▸ **Exercise task A**: In the text on sake regionality, which body introduced the Geographical Identification system for local alcoholic beverages?
▸ **Exercise task B**: Extend the text on sake regionality from its final sentence.

▸ **Text segment**:
□ □ □ □ □ □ □

Low-temperature fermentation naturally occurs in areas with long cold winters and heavy snowfall. Therefore, cold areas tend to produce light and delicate flavored sake. However, new developments in temperature control systems reduce the influence of the local environment on sake brewing. With these new systems, a brewery in a warmer area can also create light and delicate sake. However, the local environment still influences sake characteristics rather indirectly through the local food culture.

New Movements in Sake Regionality

In recent years, breweries have started to develop new movements to re-establish the regional identity of sake production throughout Japan.

Geographical Identification

The National Tax Agency of Japan introduced a system to protect local alcoholic beverages in the 1990s. This system is referred to as Geographical Identification (GI). It serves to protect and promote the quality of a product that is specific to each region. To qualify for the GI label, the sake must meet certain criteria granted by the National Tax Agency. The criteria list includes special traits, a unique local environment, ingredients, and brewing techniques only found within a specific region. Sake with a GI label warrants that it was produced in a certain region and meets the production and quality standards.

As of 2020, Japan has five GI designated regions for sake brewing, including Hakusan (2005), Yamagata (2016), Nadagogo (2018), Harima (2020), and Mie (2020). In addition, Japanese sake itself became a GI designated product of Japan in 2015.

□ □ □ □ □ □ □

▸ **Source material**:
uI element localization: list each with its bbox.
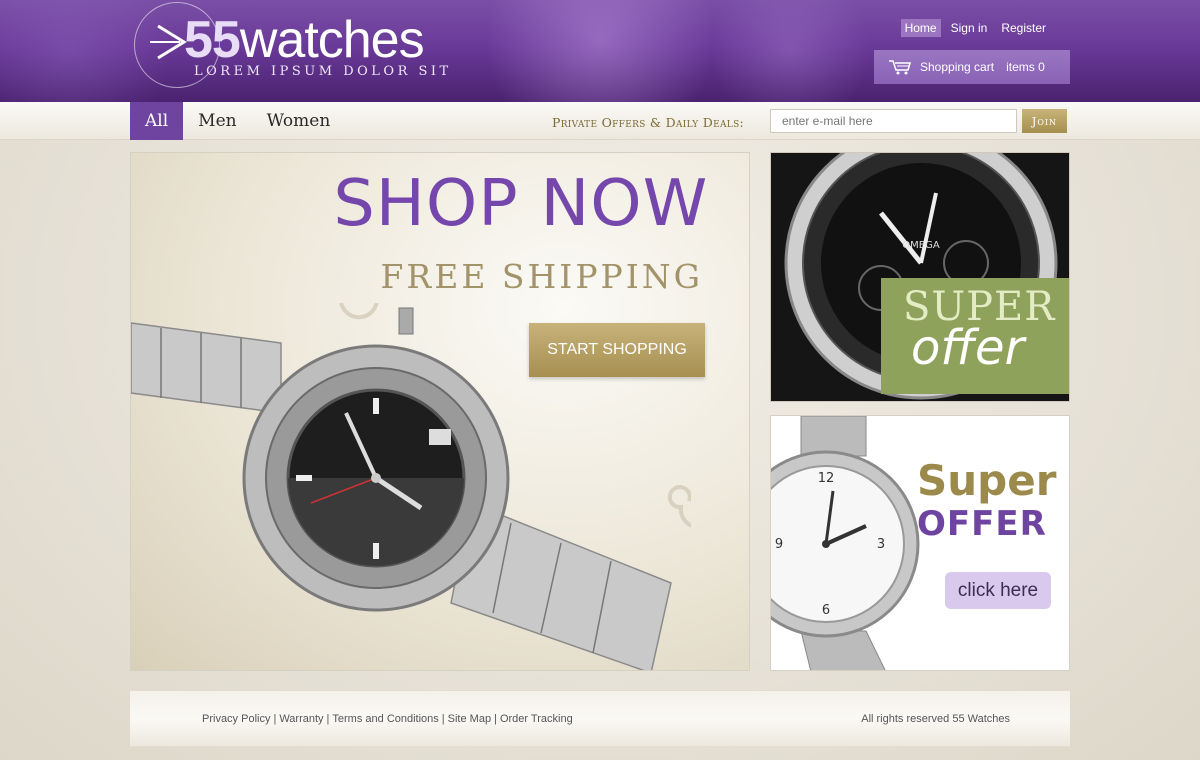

□ □ □ □ □ □ □

▸ **Expected output A**: The National Tax Agency of Japan.

▸ **Expected output B**:
Geographical Indications protected in Japan

Regional Rice Strains

The movement to improve and develop sake rice started back in the 1600s. This continues today at a prefectural level with a focus on local strain development. In addition to reviving older strains, developers are working on new hybrid varieties that fit local environments. These strains are often grown in limited areas to provide regional value to the sake produced in that area.

For the complete list of sake rice, see Fact: Sake Rice.

Regional Microorganisms

As with rice, developers have isolated and bred yeast and koji fungi that are unique to each prefecture over the years. These variants of microorganisms add to the regional attributes of sake flavor and aroma.

Breweries Collaboration

In the past, a collaboration between breweries was unheard of as each brewery tended to keep its skill and techniques a secret. However, in recent years, groups of relatively young brewers have begun to get together to share and evaluate their products and brewing skills. As a result, groups of sake breweries within the same prefecture started to collaborate on brewing special editions of sake to promote sake from their prefecture.

In 2010, the first collaboration unit was formed in Akita. Based on their regular discussions, 5 breweries came together to create a single tank of sake. Since then, this group has created a new edition of sake every year which was received positively by the public. Their success as a collaboration group resulted in similar brewery units forming in other prefectures. In turn, these special sake editions increased in popularity for both promotional use and in general.